» **Task**:
Write out the data again exactly, skipping every picture.

» **Entries shown**:
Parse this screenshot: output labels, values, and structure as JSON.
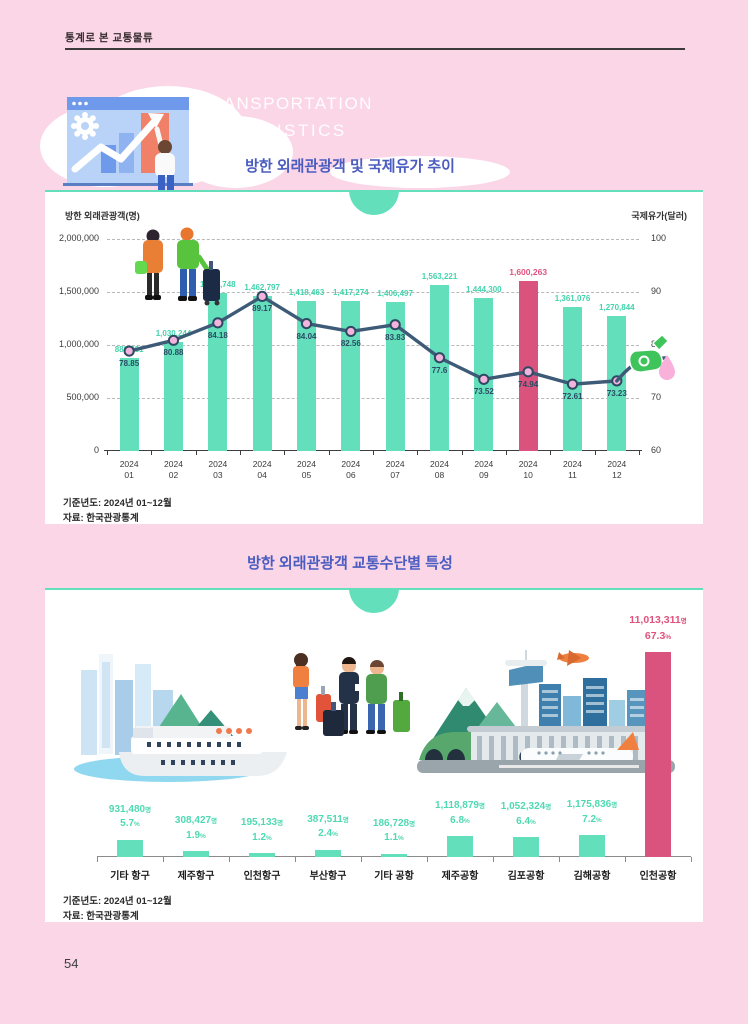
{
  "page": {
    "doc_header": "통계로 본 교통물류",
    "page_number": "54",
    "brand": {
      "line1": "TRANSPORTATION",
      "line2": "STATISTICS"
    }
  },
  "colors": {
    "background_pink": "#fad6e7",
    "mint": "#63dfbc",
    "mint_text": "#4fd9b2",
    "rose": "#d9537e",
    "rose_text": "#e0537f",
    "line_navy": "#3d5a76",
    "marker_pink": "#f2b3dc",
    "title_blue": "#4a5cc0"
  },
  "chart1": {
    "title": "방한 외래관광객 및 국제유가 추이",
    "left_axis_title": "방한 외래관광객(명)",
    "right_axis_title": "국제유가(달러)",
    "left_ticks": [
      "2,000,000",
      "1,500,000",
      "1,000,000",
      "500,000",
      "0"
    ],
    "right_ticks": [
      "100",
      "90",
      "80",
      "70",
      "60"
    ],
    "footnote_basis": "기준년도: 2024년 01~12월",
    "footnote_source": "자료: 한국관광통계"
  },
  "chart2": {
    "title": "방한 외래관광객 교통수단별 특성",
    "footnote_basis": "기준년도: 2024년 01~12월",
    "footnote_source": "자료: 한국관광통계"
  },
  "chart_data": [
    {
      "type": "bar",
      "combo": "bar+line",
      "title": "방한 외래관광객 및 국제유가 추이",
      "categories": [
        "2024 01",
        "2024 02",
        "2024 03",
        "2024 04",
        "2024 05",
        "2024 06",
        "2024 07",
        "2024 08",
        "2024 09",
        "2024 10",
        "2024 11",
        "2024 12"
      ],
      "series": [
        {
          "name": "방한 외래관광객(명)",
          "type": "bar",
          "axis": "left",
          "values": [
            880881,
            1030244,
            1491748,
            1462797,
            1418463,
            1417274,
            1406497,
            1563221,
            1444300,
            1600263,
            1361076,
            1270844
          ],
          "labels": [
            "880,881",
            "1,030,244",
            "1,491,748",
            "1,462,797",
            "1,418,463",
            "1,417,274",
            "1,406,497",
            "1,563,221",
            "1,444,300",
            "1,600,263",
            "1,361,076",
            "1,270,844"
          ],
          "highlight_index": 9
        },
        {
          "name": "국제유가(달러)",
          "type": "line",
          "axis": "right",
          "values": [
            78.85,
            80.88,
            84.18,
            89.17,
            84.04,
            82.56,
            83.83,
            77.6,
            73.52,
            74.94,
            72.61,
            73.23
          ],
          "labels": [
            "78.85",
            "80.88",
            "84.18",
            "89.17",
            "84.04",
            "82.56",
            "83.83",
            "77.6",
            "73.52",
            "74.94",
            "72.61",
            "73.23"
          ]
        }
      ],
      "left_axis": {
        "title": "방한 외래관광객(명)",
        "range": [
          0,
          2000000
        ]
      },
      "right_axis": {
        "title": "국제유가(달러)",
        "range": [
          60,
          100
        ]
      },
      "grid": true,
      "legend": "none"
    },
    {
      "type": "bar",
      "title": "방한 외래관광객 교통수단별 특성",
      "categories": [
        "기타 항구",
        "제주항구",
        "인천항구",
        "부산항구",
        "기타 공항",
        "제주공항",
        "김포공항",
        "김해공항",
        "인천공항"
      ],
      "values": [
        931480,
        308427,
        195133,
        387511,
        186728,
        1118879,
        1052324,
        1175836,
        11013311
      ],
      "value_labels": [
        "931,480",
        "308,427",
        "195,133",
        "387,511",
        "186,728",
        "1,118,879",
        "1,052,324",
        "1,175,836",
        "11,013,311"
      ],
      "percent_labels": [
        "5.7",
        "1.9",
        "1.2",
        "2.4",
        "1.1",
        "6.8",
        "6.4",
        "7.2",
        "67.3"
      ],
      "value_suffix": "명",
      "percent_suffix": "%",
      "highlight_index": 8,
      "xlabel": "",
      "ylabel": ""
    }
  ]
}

» **Final result**:
Parse this screenshot: output labels, values, and structure as JSON.
{
  "page": {
    "doc_header": "통계로 본 교통물류",
    "page_number": "54",
    "brand": {
      "line1": "TRANSPORTATION",
      "line2": "STATISTICS"
    }
  },
  "colors": {
    "background_pink": "#fad6e7",
    "mint": "#63dfbc",
    "mint_text": "#4fd9b2",
    "rose": "#d9537e",
    "rose_text": "#e0537f",
    "line_navy": "#3d5a76",
    "marker_pink": "#f2b3dc",
    "title_blue": "#4a5cc0"
  },
  "chart1": {
    "title": "방한 외래관광객 및 국제유가 추이",
    "left_axis_title": "방한 외래관광객(명)",
    "right_axis_title": "국제유가(달러)",
    "left_ticks": [
      "2,000,000",
      "1,500,000",
      "1,000,000",
      "500,000",
      "0"
    ],
    "right_ticks": [
      "100",
      "90",
      "80",
      "70",
      "60"
    ],
    "footnote_basis": "기준년도: 2024년 01~12월",
    "footnote_source": "자료: 한국관광통계"
  },
  "chart2": {
    "title": "방한 외래관광객 교통수단별 특성",
    "footnote_basis": "기준년도: 2024년 01~12월",
    "footnote_source": "자료: 한국관광통계"
  },
  "chart_data": [
    {
      "type": "bar",
      "combo": "bar+line",
      "title": "방한 외래관광객 및 국제유가 추이",
      "categories": [
        "2024 01",
        "2024 02",
        "2024 03",
        "2024 04",
        "2024 05",
        "2024 06",
        "2024 07",
        "2024 08",
        "2024 09",
        "2024 10",
        "2024 11",
        "2024 12"
      ],
      "series": [
        {
          "name": "방한 외래관광객(명)",
          "type": "bar",
          "axis": "left",
          "values": [
            880881,
            1030244,
            1491748,
            1462797,
            1418463,
            1417274,
            1406497,
            1563221,
            1444300,
            1600263,
            1361076,
            1270844
          ],
          "labels": [
            "880,881",
            "1,030,244",
            "1,491,748",
            "1,462,797",
            "1,418,463",
            "1,417,274",
            "1,406,497",
            "1,563,221",
            "1,444,300",
            "1,600,263",
            "1,361,076",
            "1,270,844"
          ],
          "highlight_index": 9
        },
        {
          "name": "국제유가(달러)",
          "type": "line",
          "axis": "right",
          "values": [
            78.85,
            80.88,
            84.18,
            89.17,
            84.04,
            82.56,
            83.83,
            77.6,
            73.52,
            74.94,
            72.61,
            73.23
          ],
          "labels": [
            "78.85",
            "80.88",
            "84.18",
            "89.17",
            "84.04",
            "82.56",
            "83.83",
            "77.6",
            "73.52",
            "74.94",
            "72.61",
            "73.23"
          ]
        }
      ],
      "left_axis": {
        "title": "방한 외래관광객(명)",
        "range": [
          0,
          2000000
        ]
      },
      "right_axis": {
        "title": "국제유가(달러)",
        "range": [
          60,
          100
        ]
      },
      "grid": true,
      "legend": "none"
    },
    {
      "type": "bar",
      "title": "방한 외래관광객 교통수단별 특성",
      "categories": [
        "기타 항구",
        "제주항구",
        "인천항구",
        "부산항구",
        "기타 공항",
        "제주공항",
        "김포공항",
        "김해공항",
        "인천공항"
      ],
      "values": [
        931480,
        308427,
        195133,
        387511,
        186728,
        1118879,
        1052324,
        1175836,
        11013311
      ],
      "value_labels": [
        "931,480",
        "308,427",
        "195,133",
        "387,511",
        "186,728",
        "1,118,879",
        "1,052,324",
        "1,175,836",
        "11,013,311"
      ],
      "percent_labels": [
        "5.7",
        "1.9",
        "1.2",
        "2.4",
        "1.1",
        "6.8",
        "6.4",
        "7.2",
        "67.3"
      ],
      "value_suffix": "명",
      "percent_suffix": "%",
      "highlight_index": 8,
      "xlabel": "",
      "ylabel": ""
    }
  ]
}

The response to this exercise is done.